(Records about charts and figures)
========

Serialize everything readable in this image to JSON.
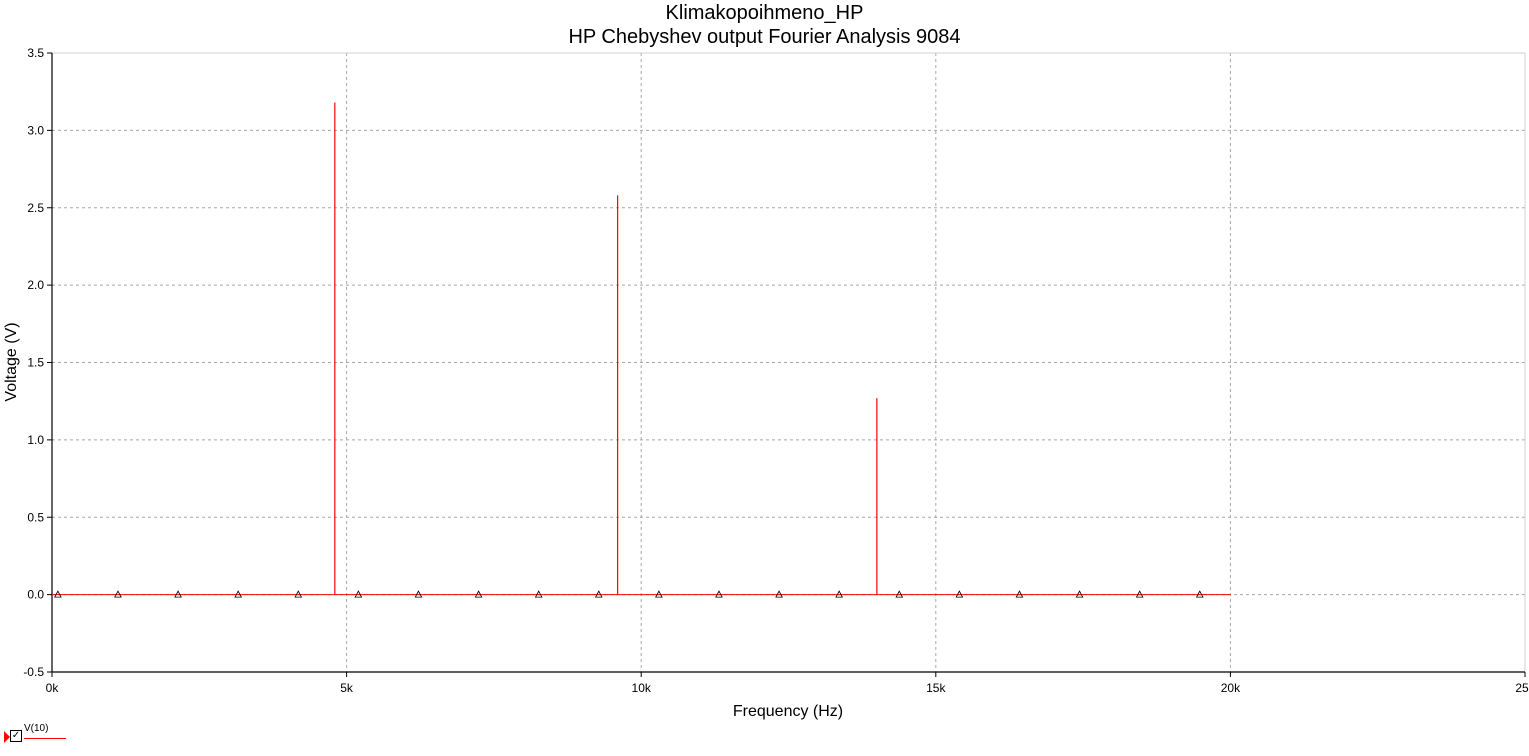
{
  "chart_data": {
    "type": "line",
    "title": "Klimakopoihmeno_HP",
    "subtitle": "HP Chebyshev output Fourier Analysis 9084",
    "xlabel": "Frequency (Hz)",
    "ylabel": "Voltage (V)",
    "xlim": [
      0,
      25000
    ],
    "ylim": [
      -0.5,
      3.5
    ],
    "x_ticks": [
      0,
      5000,
      10000,
      15000,
      20000,
      25000
    ],
    "x_tick_labels": [
      "0k",
      "5k",
      "10k",
      "15k",
      "20k",
      "25k"
    ],
    "y_ticks": [
      -0.5,
      0.0,
      0.5,
      1.0,
      1.5,
      2.0,
      2.5,
      3.0,
      3.5
    ],
    "y_tick_labels": [
      "-0.5",
      "0.0",
      "0.5",
      "1.0",
      "1.5",
      "2.0",
      "2.5",
      "3.0",
      "3.5"
    ],
    "grid": true,
    "series": [
      {
        "name": "V(10)",
        "color": "#ff0000",
        "baseline": [
          0,
          20000
        ],
        "peaks": [
          {
            "x": 4800,
            "y": 3.18
          },
          {
            "x": 9600,
            "y": 2.58
          },
          {
            "x": 14000,
            "y": 1.27
          }
        ],
        "markers_x": [
          100,
          1120,
          2140,
          3160,
          4180,
          5200,
          6220,
          7240,
          8260,
          9280,
          10300,
          11320,
          12340,
          13360,
          14380,
          15400,
          16420,
          17440,
          18460,
          19480
        ]
      }
    ]
  }
}
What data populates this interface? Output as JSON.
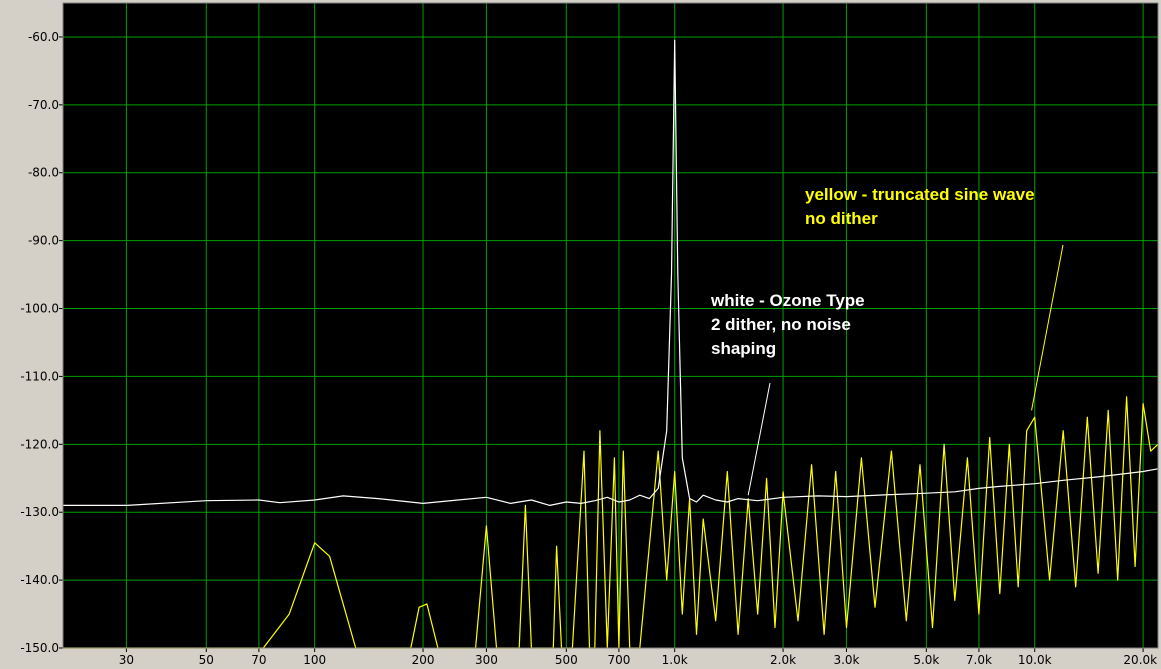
{
  "chart_data": {
    "type": "line",
    "title": "",
    "xlabel": "",
    "ylabel": "",
    "x_scale": "log",
    "xlim": [
      20,
      22000
    ],
    "ylim": [
      -150,
      -55
    ],
    "grid": true,
    "y_ticks": [
      {
        "value": -60,
        "label": "-60.0"
      },
      {
        "value": -70,
        "label": "-70.0"
      },
      {
        "value": -80,
        "label": "-80.0"
      },
      {
        "value": -90,
        "label": "-90.0"
      },
      {
        "value": -100,
        "label": "-100.0"
      },
      {
        "value": -110,
        "label": "-110.0"
      },
      {
        "value": -120,
        "label": "-120.0"
      },
      {
        "value": -130,
        "label": "-130.0"
      },
      {
        "value": -140,
        "label": "-140.0"
      },
      {
        "value": -150,
        "label": "-150.0"
      }
    ],
    "x_ticks": [
      {
        "value": 30,
        "label": "30"
      },
      {
        "value": 50,
        "label": "50"
      },
      {
        "value": 70,
        "label": "70"
      },
      {
        "value": 100,
        "label": "100"
      },
      {
        "value": 200,
        "label": "200"
      },
      {
        "value": 300,
        "label": "300"
      },
      {
        "value": 500,
        "label": "500"
      },
      {
        "value": 700,
        "label": "700"
      },
      {
        "value": 1000,
        "label": "1.0k"
      },
      {
        "value": 2000,
        "label": "2.0k"
      },
      {
        "value": 3000,
        "label": "3.0k"
      },
      {
        "value": 5000,
        "label": "5.0k"
      },
      {
        "value": 7000,
        "label": "7.0k"
      },
      {
        "value": 10000,
        "label": "10.0k"
      },
      {
        "value": 20000,
        "label": "20.0k"
      }
    ],
    "series": [
      {
        "color": "#ffff00",
        "x": [
          20,
          72,
          85,
          100,
          110,
          130,
          185,
          195,
          205,
          220,
          280,
          300,
          320,
          370,
          385,
          400,
          460,
          470,
          485,
          520,
          560,
          580,
          600,
          620,
          650,
          680,
          700,
          720,
          750,
          800,
          850,
          900,
          950,
          1000,
          1050,
          1100,
          1150,
          1200,
          1300,
          1400,
          1500,
          1600,
          1700,
          1800,
          1900,
          2000,
          2200,
          2400,
          2600,
          2800,
          3000,
          3300,
          3600,
          4000,
          4400,
          4800,
          5200,
          5600,
          6000,
          6500,
          7000,
          7500,
          8000,
          8500,
          9000,
          9500,
          10000,
          11000,
          12000,
          13000,
          14000,
          15000,
          16000,
          17000,
          18000,
          19000,
          20000,
          21000,
          22000
        ],
        "y": [
          -150,
          -150,
          -145,
          -134.5,
          -136.5,
          -150,
          -150,
          -144,
          -143.5,
          -150,
          -150,
          -132,
          -150,
          -150,
          -129,
          -150,
          -150,
          -135,
          -150,
          -150,
          -121,
          -150,
          -150,
          -118,
          -150,
          -122,
          -150,
          -121,
          -150,
          -150,
          -135,
          -121,
          -140,
          -124,
          -145,
          -128,
          -148,
          -131,
          -146,
          -124,
          -148,
          -128,
          -145,
          -125,
          -147,
          -127,
          -146,
          -123,
          -148,
          -124,
          -147,
          -122,
          -144,
          -121,
          -146,
          -123,
          -147,
          -120,
          -143,
          -122,
          -145,
          -119,
          -142,
          -120,
          -141,
          -118,
          -116,
          -140,
          -118,
          -141,
          -116,
          -139,
          -115,
          -140,
          -113,
          -138,
          -114,
          -121,
          -120
        ]
      },
      {
        "color": "#ffffff",
        "x": [
          20,
          30,
          50,
          70,
          80,
          100,
          120,
          150,
          200,
          250,
          300,
          350,
          400,
          450,
          500,
          550,
          600,
          650,
          700,
          750,
          800,
          850,
          900,
          950,
          980,
          1000,
          1020,
          1050,
          1100,
          1150,
          1200,
          1300,
          1400,
          1500,
          1700,
          2000,
          2500,
          3000,
          4000,
          5000,
          6000,
          7000,
          8000,
          10000,
          12000,
          15000,
          18000,
          20000,
          22000
        ],
        "y": [
          -129,
          -129,
          -128.3,
          -128.2,
          -128.6,
          -128.2,
          -127.6,
          -128,
          -128.7,
          -128.2,
          -127.8,
          -128.7,
          -128.2,
          -129,
          -128.5,
          -128.7,
          -128.3,
          -127.8,
          -128.5,
          -128.2,
          -127.5,
          -128,
          -126.5,
          -118,
          -95,
          -60.5,
          -95,
          -122,
          -128,
          -128.5,
          -127.5,
          -128.2,
          -128.5,
          -128,
          -128.3,
          -127.8,
          -127.6,
          -127.7,
          -127.4,
          -127.2,
          -127,
          -126.5,
          -126.2,
          -125.8,
          -125.3,
          -124.8,
          -124.3,
          -124,
          -123.6
        ]
      }
    ],
    "annotations": [
      {
        "text_lines": [
          "yellow - truncated sine wave",
          "no dither"
        ],
        "color": "#ffff00",
        "pointer_to": [
          9800,
          -115
        ]
      },
      {
        "text_lines": [
          "white - Ozone Type",
          "2 dither, no noise",
          "shaping"
        ],
        "color": "#ffffff",
        "pointer_to": [
          1600,
          -127.5
        ]
      }
    ]
  }
}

========

■ Problem requirements
Copy the whole listing above word for word but do not carry over the pictures.

■ Answer to this exercise
Serialize everything readable in this image to JSON.
{
  "chart_data": {
    "type": "line",
    "title": "Klimakopoihmeno_HP",
    "subtitle": "HP Chebyshev output Fourier Analysis 9084",
    "xlabel": "Frequency (Hz)",
    "ylabel": "Voltage (V)",
    "xlim": [
      0,
      25000
    ],
    "ylim": [
      -0.5,
      3.5
    ],
    "x_ticks": [
      0,
      5000,
      10000,
      15000,
      20000,
      25000
    ],
    "x_tick_labels": [
      "0k",
      "5k",
      "10k",
      "15k",
      "20k",
      "25k"
    ],
    "y_ticks": [
      -0.5,
      0.0,
      0.5,
      1.0,
      1.5,
      2.0,
      2.5,
      3.0,
      3.5
    ],
    "y_tick_labels": [
      "-0.5",
      "0.0",
      "0.5",
      "1.0",
      "1.5",
      "2.0",
      "2.5",
      "3.0",
      "3.5"
    ],
    "grid": true,
    "series": [
      {
        "name": "V(10)",
        "color": "#ff0000",
        "baseline": [
          0,
          20000
        ],
        "peaks": [
          {
            "x": 4800,
            "y": 3.18
          },
          {
            "x": 9600,
            "y": 2.58
          },
          {
            "x": 14000,
            "y": 1.27
          }
        ],
        "markers_x": [
          100,
          1120,
          2140,
          3160,
          4180,
          5200,
          6220,
          7240,
          8260,
          9280,
          10300,
          11320,
          12340,
          13360,
          14380,
          15400,
          16420,
          17440,
          18460,
          19480
        ]
      }
    ]
  }
}
What data populates this interface? Output as JSON.
{
  "chart_data": {
    "type": "line",
    "title": "",
    "xlabel": "",
    "ylabel": "",
    "x_scale": "log",
    "xlim": [
      20,
      22000
    ],
    "ylim": [
      -150,
      -55
    ],
    "grid": true,
    "y_ticks": [
      {
        "value": -60,
        "label": "-60.0"
      },
      {
        "value": -70,
        "label": "-70.0"
      },
      {
        "value": -80,
        "label": "-80.0"
      },
      {
        "value": -90,
        "label": "-90.0"
      },
      {
        "value": -100,
        "label": "-100.0"
      },
      {
        "value": -110,
        "label": "-110.0"
      },
      {
        "value": -120,
        "label": "-120.0"
      },
      {
        "value": -130,
        "label": "-130.0"
      },
      {
        "value": -140,
        "label": "-140.0"
      },
      {
        "value": -150,
        "label": "-150.0"
      }
    ],
    "x_ticks": [
      {
        "value": 30,
        "label": "30"
      },
      {
        "value": 50,
        "label": "50"
      },
      {
        "value": 70,
        "label": "70"
      },
      {
        "value": 100,
        "label": "100"
      },
      {
        "value": 200,
        "label": "200"
      },
      {
        "value": 300,
        "label": "300"
      },
      {
        "value": 500,
        "label": "500"
      },
      {
        "value": 700,
        "label": "700"
      },
      {
        "value": 1000,
        "label": "1.0k"
      },
      {
        "value": 2000,
        "label": "2.0k"
      },
      {
        "value": 3000,
        "label": "3.0k"
      },
      {
        "value": 5000,
        "label": "5.0k"
      },
      {
        "value": 7000,
        "label": "7.0k"
      },
      {
        "value": 10000,
        "label": "10.0k"
      },
      {
        "value": 20000,
        "label": "20.0k"
      }
    ],
    "series": [
      {
        "color": "#ffff00",
        "x": [
          20,
          72,
          85,
          100,
          110,
          130,
          185,
          195,
          205,
          220,
          280,
          300,
          320,
          370,
          385,
          400,
          460,
          470,
          485,
          520,
          560,
          580,
          600,
          620,
          650,
          680,
          700,
          720,
          750,
          800,
          850,
          900,
          950,
          1000,
          1050,
          1100,
          1150,
          1200,
          1300,
          1400,
          1500,
          1600,
          1700,
          1800,
          1900,
          2000,
          2200,
          2400,
          2600,
          2800,
          3000,
          3300,
          3600,
          4000,
          4400,
          4800,
          5200,
          5600,
          6000,
          6500,
          7000,
          7500,
          8000,
          8500,
          9000,
          9500,
          10000,
          11000,
          12000,
          13000,
          14000,
          15000,
          16000,
          17000,
          18000,
          19000,
          20000,
          21000,
          22000
        ],
        "y": [
          -150,
          -150,
          -145,
          -134.5,
          -136.5,
          -150,
          -150,
          -144,
          -143.5,
          -150,
          -150,
          -132,
          -150,
          -150,
          -129,
          -150,
          -150,
          -135,
          -150,
          -150,
          -121,
          -150,
          -150,
          -118,
          -150,
          -122,
          -150,
          -121,
          -150,
          -150,
          -135,
          -121,
          -140,
          -124,
          -145,
          -128,
          -148,
          -131,
          -146,
          -124,
          -148,
          -128,
          -145,
          -125,
          -147,
          -127,
          -146,
          -123,
          -148,
          -124,
          -147,
          -122,
          -144,
          -121,
          -146,
          -123,
          -147,
          -120,
          -143,
          -122,
          -145,
          -119,
          -142,
          -120,
          -141,
          -118,
          -116,
          -140,
          -118,
          -141,
          -116,
          -139,
          -115,
          -140,
          -113,
          -138,
          -114,
          -121,
          -120
        ]
      },
      {
        "color": "#ffffff",
        "x": [
          20,
          30,
          50,
          70,
          80,
          100,
          120,
          150,
          200,
          250,
          300,
          350,
          400,
          450,
          500,
          550,
          600,
          650,
          700,
          750,
          800,
          850,
          900,
          950,
          980,
          1000,
          1020,
          1050,
          1100,
          1150,
          1200,
          1300,
          1400,
          1500,
          1700,
          2000,
          2500,
          3000,
          4000,
          5000,
          6000,
          7000,
          8000,
          10000,
          12000,
          15000,
          18000,
          20000,
          22000
        ],
        "y": [
          -129,
          -129,
          -128.3,
          -128.2,
          -128.6,
          -128.2,
          -127.6,
          -128,
          -128.7,
          -128.2,
          -127.8,
          -128.7,
          -128.2,
          -129,
          -128.5,
          -128.7,
          -128.3,
          -127.8,
          -128.5,
          -128.2,
          -127.5,
          -128,
          -126.5,
          -118,
          -95,
          -60.5,
          -95,
          -122,
          -128,
          -128.5,
          -127.5,
          -128.2,
          -128.5,
          -128,
          -128.3,
          -127.8,
          -127.6,
          -127.7,
          -127.4,
          -127.2,
          -127,
          -126.5,
          -126.2,
          -125.8,
          -125.3,
          -124.8,
          -124.3,
          -124,
          -123.6
        ]
      }
    ],
    "annotations": [
      {
        "text_lines": [
          "yellow - truncated sine wave",
          "no dither"
        ],
        "color": "#ffff00",
        "pointer_to": [
          9800,
          -115
        ]
      },
      {
        "text_lines": [
          "white - Ozone Type",
          "2 dither, no noise",
          "shaping"
        ],
        "color": "#ffffff",
        "pointer_to": [
          1600,
          -127.5
        ]
      }
    ]
  }
}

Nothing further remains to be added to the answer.